━━━━━ DATASET

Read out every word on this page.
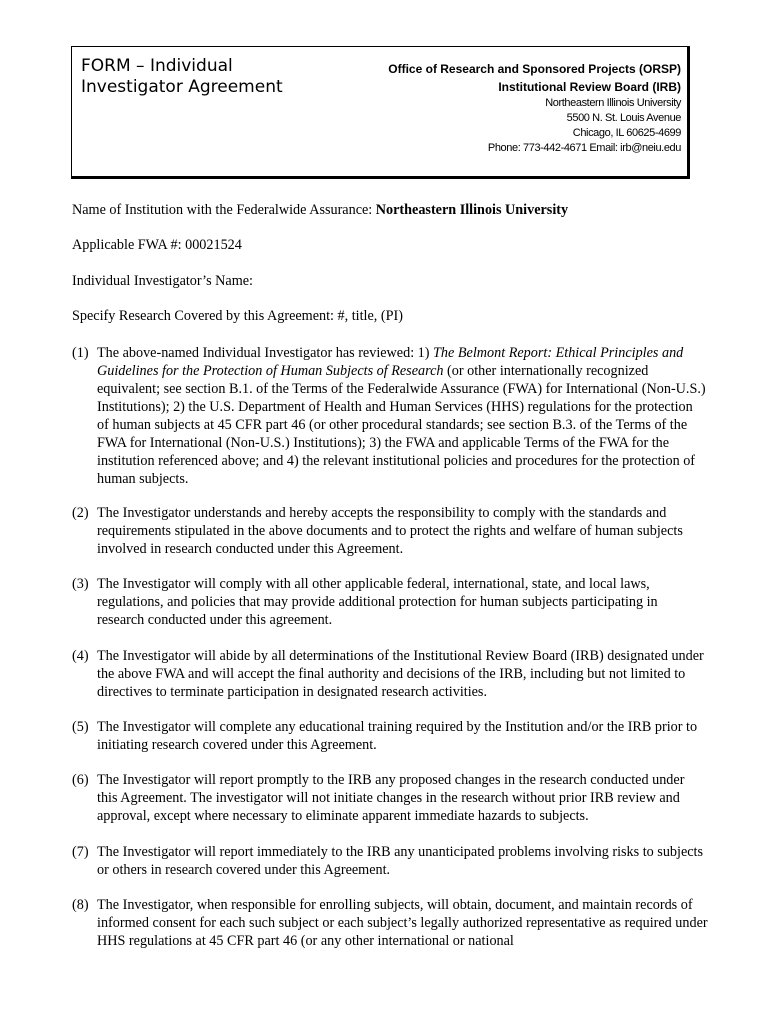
FORM – Individual
Investigator Agreement
Office of Research and Sponsored Projects (ORSP)
Institutional Review Board (IRB)
Northeastern Illinois University
5500 N. St. Louis Avenue
Chicago, IL 60625-4699
Phone: 773-442-4671 Email: irb@neiu.edu
Name of Institution with the Federalwide Assurance: Northeastern Illinois University
Applicable FWA #: 00021524
Individual Investigator’s Name:
Specify Research Covered by this Agreement: #, title, (PI)
(1) The above-named Individual Investigator has reviewed: 1) The Belmont Report: Ethical Principles and Guidelines for the Protection of Human Subjects of Research (or other internationally recognized equivalent; see section B.1. of the Terms of the Federalwide Assurance (FWA) for International (Non-U.S.) Institutions); 2) the U.S. Department of Health and Human Services (HHS) regulations for the protection of human subjects at 45 CFR part 46 (or other procedural standards; see section B.3. of the Terms of the FWA for International (Non-U.S.) Institutions); 3) the FWA and applicable Terms of the FWA for the institution referenced above; and 4) the relevant institutional policies and procedures for the protection of human subjects.
(2) The Investigator understands and hereby accepts the responsibility to comply with the standards and requirements stipulated in the above documents and to protect the rights and welfare of human subjects involved in research conducted under this Agreement.
(3) The Investigator will comply with all other applicable federal, international, state, and local laws, regulations, and policies that may provide additional protection for human subjects participating in research conducted under this agreement.
(4) The Investigator will abide by all determinations of the Institutional Review Board (IRB) designated under the above FWA and will accept the final authority and decisions of the IRB, including but not limited to directives to terminate participation in designated research activities.
(5) The Investigator will complete any educational training required by the Institution and/or the IRB prior to initiating research covered under this Agreement.
(6) The Investigator will report promptly to the IRB any proposed changes in the research conducted under this Agreement. The investigator will not initiate changes in the research without prior IRB review and approval, except where necessary to eliminate apparent immediate hazards to subjects.
(7) The Investigator will report immediately to the IRB any unanticipated problems involving risks to subjects or others in research covered under this Agreement.
(8) The Investigator, when responsible for enrolling subjects, will obtain, document, and maintain records of informed consent for each such subject or each subject’s legally authorized representative as required under HHS regulations at 45 CFR part 46 (or any other international or national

━━━━━━━━━━

THE REQUEST:
Your task is to set down the records shown above exactly, minus any pictures.

ANSWER TO THIS EXERCISE:
Read out every word on this page.
FORM – Individual
Investigator Agreement
Office of Research and Sponsored Projects (ORSP)
Institutional Review Board (IRB)
Northeastern Illinois University
5500 N. St. Louis Avenue
Chicago, IL 60625-4699
Phone: 773-442-4671 Email: irb@neiu.edu
Name of Institution with the Federalwide Assurance: Northeastern Illinois University
Applicable FWA #: 00021524
Individual Investigator’s Name:
Specify Research Covered by this Agreement: #, title, (PI)
(1) The above-named Individual Investigator has reviewed: 1) The Belmont Report: Ethical Principles and Guidelines for the Protection of Human Subjects of Research (or other internationally recognized equivalent; see section B.1. of the Terms of the Federalwide Assurance (FWA) for International (Non-U.S.) Institutions); 2) the U.S. Department of Health and Human Services (HHS) regulations for the protection of human subjects at 45 CFR part 46 (or other procedural standards; see section B.3. of the Terms of the FWA for International (Non-U.S.) Institutions); 3) the FWA and applicable Terms of the FWA for the institution referenced above; and 4) the relevant institutional policies and procedures for the protection of human subjects.
(2) The Investigator understands and hereby accepts the responsibility to comply with the standards and requirements stipulated in the above documents and to protect the rights and welfare of human subjects involved in research conducted under this Agreement.
(3) The Investigator will comply with all other applicable federal, international, state, and local laws, regulations, and policies that may provide additional protection for human subjects participating in research conducted under this agreement.
(4) The Investigator will abide by all determinations of the Institutional Review Board (IRB) designated under the above FWA and will accept the final authority and decisions of the IRB, including but not limited to directives to terminate participation in designated research activities.
(5) The Investigator will complete any educational training required by the Institution and/or the IRB prior to initiating research covered under this Agreement.
(6) The Investigator will report promptly to the IRB any proposed changes in the research conducted under this Agreement. The investigator will not initiate changes in the research without prior IRB review and approval, except where necessary to eliminate apparent immediate hazards to subjects.
(7) The Investigator will report immediately to the IRB any unanticipated problems involving risks to subjects or others in research covered under this Agreement.
(8) The Investigator, when responsible for enrolling subjects, will obtain, document, and maintain records of informed consent for each such subject or each subject’s legally authorized representative as required under HHS regulations at 45 CFR part 46 (or any other international or national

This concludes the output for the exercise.